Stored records
***

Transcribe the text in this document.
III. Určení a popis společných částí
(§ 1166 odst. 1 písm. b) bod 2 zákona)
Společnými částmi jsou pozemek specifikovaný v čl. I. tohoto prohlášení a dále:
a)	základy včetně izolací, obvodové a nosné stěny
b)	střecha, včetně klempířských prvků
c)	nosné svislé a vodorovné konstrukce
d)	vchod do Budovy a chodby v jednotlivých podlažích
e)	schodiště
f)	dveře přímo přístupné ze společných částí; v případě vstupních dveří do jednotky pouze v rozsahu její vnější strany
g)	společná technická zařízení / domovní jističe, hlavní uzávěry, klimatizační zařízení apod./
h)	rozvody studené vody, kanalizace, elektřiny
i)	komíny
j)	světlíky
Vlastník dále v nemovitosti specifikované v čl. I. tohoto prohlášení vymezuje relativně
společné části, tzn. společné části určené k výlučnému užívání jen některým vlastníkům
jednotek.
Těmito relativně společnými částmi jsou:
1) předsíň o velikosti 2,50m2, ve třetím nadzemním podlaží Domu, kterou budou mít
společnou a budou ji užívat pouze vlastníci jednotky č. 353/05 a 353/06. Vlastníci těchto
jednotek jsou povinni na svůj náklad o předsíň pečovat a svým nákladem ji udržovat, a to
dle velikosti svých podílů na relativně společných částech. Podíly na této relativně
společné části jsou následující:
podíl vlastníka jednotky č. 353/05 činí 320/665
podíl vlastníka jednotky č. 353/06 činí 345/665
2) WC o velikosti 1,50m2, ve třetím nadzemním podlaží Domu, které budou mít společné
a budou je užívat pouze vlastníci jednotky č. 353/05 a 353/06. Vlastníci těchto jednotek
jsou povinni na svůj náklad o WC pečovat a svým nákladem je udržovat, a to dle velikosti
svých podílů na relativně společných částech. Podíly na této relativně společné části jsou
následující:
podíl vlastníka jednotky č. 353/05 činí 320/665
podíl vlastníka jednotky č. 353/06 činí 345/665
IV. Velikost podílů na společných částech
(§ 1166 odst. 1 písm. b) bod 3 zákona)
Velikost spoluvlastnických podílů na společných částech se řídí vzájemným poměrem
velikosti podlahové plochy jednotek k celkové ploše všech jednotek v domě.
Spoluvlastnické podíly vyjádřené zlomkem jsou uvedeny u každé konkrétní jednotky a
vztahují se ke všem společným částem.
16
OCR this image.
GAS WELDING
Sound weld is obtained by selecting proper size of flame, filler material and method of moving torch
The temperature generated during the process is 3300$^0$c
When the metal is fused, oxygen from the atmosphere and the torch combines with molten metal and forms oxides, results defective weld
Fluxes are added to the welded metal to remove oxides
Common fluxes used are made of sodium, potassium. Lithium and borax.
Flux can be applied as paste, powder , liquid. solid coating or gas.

***

* [What is required]:
Write the lines out exactly, from the one with "OCR this image." down to the last line of the listing, and leave out all others.

* [Correct response]:
OCR this image.
GAS WELDING
Sound weld is obtained by selecting proper size of flame, filler material and method of moving torch
The temperature generated during the process is 3300$^0$c
When the metal is fused, oxygen from the atmosphere and the torch combines with molten metal and forms oxides, results defective weld
Fluxes are added to the welded metal to remove oxides
Common fluxes used are made of sodium, potassium. Lithium and borax.
Flux can be applied as paste, powder , liquid. solid coating or gas.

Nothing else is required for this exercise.